- **Selected excerpt**:
Maybe someday, rather than feeling afraid of the notion some aspect of their physical problems is “in their head,” people will feel hopeful about the possibility their symptoms might finally be explained and treated with psychotherapy.

Anxiety can manifest physically in the body in many ways. It can cause our skeletal muscles to tense, leading to pain and cramps. It can cause tension in the smooth muscles of the bowels, vascular system, urogenital system, and bronchi, leading to a variety of symptoms such as irritable bowel, hypertension, sudden urge to urinate or defecate, and difficulty breathing. Anxiety at very high levels can even cause changes in the flow of blood and oxygen to the brain, leading to difficulties thinking and perceiving the world, such as dizziness or blurry vision (Frederickson, 2013).

- **What is expected**: Please write out the section of the anxiety passage above, word for word, starting with "Maybe someday, rather" and going on through "vision (Frederickson, 2013).".

- **Supplied records**:
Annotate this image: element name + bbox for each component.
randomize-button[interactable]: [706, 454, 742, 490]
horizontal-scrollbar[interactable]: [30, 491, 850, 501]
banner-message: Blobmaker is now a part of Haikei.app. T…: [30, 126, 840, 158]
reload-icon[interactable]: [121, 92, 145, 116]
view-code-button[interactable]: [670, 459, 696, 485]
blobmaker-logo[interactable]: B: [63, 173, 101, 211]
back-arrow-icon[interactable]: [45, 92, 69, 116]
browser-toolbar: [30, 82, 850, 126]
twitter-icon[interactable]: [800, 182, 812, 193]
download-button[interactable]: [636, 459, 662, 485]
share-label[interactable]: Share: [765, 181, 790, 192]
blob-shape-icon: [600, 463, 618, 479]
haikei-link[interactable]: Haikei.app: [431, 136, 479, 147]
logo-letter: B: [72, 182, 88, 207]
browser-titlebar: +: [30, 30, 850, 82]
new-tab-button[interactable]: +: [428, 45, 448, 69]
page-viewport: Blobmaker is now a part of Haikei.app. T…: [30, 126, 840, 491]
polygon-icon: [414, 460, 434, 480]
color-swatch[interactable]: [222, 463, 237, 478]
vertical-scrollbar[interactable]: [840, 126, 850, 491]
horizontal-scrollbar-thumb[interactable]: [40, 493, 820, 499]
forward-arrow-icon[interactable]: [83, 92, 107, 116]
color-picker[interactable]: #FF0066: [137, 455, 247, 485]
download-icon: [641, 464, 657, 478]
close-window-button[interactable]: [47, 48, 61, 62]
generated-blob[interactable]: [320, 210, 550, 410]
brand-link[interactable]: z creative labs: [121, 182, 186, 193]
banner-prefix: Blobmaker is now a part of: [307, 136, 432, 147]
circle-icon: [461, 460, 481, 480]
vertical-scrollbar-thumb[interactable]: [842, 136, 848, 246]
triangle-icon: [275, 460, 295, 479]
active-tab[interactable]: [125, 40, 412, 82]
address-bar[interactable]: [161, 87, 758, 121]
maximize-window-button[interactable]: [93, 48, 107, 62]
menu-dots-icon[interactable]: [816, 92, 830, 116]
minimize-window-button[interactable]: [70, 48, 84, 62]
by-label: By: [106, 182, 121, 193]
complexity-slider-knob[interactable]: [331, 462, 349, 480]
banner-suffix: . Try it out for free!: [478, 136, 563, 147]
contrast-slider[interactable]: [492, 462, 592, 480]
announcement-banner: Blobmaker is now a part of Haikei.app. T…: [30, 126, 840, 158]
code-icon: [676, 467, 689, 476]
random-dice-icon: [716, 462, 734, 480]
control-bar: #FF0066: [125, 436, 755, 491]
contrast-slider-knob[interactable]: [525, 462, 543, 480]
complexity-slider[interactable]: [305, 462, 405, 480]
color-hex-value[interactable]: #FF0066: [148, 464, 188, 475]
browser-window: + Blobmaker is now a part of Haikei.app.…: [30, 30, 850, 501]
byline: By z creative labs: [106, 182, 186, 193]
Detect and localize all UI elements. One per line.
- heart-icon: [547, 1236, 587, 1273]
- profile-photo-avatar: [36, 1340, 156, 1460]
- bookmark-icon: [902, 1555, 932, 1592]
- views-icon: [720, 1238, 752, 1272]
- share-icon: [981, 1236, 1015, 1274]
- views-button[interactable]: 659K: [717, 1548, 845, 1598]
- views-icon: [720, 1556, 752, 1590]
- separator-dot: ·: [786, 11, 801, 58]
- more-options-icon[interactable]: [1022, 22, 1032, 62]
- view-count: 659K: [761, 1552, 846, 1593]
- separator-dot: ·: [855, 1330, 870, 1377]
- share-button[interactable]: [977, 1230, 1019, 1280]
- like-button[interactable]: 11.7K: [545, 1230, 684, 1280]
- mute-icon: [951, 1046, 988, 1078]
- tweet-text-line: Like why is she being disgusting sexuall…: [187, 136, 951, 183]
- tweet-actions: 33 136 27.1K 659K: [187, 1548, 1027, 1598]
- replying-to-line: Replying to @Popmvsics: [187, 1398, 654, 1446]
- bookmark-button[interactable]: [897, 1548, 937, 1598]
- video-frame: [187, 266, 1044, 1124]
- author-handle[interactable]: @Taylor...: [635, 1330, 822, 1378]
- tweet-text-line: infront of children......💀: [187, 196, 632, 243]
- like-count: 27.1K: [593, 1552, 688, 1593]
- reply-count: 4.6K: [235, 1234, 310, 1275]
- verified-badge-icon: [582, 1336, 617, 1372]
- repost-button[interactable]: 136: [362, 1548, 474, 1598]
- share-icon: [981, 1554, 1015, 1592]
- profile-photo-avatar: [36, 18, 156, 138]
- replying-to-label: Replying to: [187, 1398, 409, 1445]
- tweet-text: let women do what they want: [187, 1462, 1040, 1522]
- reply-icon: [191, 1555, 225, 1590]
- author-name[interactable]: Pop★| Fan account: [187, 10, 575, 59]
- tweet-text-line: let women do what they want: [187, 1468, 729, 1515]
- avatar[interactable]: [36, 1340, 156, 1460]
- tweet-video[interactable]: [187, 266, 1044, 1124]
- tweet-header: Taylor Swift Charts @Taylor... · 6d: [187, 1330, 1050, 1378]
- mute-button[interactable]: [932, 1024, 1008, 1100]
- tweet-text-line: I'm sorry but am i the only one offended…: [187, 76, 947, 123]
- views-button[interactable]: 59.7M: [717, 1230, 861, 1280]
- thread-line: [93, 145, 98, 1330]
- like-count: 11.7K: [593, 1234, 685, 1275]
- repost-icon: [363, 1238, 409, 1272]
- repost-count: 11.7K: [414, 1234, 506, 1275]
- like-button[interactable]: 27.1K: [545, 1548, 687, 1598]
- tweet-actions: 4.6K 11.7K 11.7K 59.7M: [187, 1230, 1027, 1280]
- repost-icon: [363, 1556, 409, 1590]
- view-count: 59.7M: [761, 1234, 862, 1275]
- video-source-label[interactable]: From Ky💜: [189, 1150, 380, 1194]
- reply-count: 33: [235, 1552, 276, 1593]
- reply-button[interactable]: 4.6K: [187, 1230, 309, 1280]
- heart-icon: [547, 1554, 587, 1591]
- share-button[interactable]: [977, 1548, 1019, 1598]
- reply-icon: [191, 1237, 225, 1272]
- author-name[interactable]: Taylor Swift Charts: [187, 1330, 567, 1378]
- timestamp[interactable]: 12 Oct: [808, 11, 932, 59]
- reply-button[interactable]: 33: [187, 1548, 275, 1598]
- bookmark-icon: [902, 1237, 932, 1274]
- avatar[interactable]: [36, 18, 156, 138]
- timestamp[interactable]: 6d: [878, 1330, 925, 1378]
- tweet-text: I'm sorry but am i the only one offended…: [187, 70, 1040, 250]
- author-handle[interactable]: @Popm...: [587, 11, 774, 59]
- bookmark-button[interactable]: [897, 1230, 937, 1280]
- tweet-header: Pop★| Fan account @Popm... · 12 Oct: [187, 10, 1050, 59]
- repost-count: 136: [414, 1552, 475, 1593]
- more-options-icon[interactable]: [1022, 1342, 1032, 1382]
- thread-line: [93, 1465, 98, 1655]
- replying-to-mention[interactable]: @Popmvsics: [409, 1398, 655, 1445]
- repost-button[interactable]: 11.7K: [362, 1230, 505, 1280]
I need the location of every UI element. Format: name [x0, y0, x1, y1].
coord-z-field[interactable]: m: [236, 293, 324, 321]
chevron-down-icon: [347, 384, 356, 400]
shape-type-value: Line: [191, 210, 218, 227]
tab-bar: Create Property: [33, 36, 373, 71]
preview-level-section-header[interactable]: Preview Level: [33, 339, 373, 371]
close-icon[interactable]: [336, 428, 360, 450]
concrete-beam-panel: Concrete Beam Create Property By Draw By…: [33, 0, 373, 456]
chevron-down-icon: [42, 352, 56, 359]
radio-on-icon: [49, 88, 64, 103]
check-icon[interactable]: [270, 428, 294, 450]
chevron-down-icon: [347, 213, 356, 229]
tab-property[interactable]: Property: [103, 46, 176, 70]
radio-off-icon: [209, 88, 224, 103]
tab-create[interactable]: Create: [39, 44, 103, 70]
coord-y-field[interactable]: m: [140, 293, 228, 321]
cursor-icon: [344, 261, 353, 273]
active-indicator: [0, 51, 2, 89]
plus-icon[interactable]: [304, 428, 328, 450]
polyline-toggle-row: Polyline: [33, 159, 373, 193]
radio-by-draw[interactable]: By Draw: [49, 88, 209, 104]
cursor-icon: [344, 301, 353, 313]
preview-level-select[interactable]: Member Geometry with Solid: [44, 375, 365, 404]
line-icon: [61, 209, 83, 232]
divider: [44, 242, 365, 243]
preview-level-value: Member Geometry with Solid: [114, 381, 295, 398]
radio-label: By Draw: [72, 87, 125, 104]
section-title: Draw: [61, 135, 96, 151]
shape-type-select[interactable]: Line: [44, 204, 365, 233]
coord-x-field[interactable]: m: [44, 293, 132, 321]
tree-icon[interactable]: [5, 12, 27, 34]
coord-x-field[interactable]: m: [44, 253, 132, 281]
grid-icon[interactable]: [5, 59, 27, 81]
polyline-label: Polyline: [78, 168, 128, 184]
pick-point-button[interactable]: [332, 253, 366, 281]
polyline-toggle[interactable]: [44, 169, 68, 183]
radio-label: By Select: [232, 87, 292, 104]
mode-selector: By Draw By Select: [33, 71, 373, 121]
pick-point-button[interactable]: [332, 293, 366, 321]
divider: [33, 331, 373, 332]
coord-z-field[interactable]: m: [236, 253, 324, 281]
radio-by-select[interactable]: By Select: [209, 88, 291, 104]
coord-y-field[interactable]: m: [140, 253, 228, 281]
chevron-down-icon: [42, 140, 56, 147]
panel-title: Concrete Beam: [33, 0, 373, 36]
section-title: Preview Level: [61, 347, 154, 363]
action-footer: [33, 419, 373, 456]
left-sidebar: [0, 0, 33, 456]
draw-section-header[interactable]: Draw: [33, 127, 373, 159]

- **Exercise output**:
Maybe someday, rather than feeling afraid of the notion some aspect of their physical problems is “in their head,” people will feel hopeful about the possibility their symptoms might finally be explained and treated with psychotherapy.

Anxiety can manifest physically in the body in many ways. It can cause our skeletal muscles to tense, leading to pain and cramps. It can cause tension in the smooth muscles of the bowels, vascular system, urogenital system, and bronchi, leading to a variety of symptoms such as irritable bowel, hypertension, sudden urge to urinate or defecate, and difficulty breathing. Anxiety at very high levels can even cause changes in the flow of blood and oxygen to the brain, leading to difficulties thinking and perceiving the world, such as dizziness or blurry vision (Frederickson, 2013).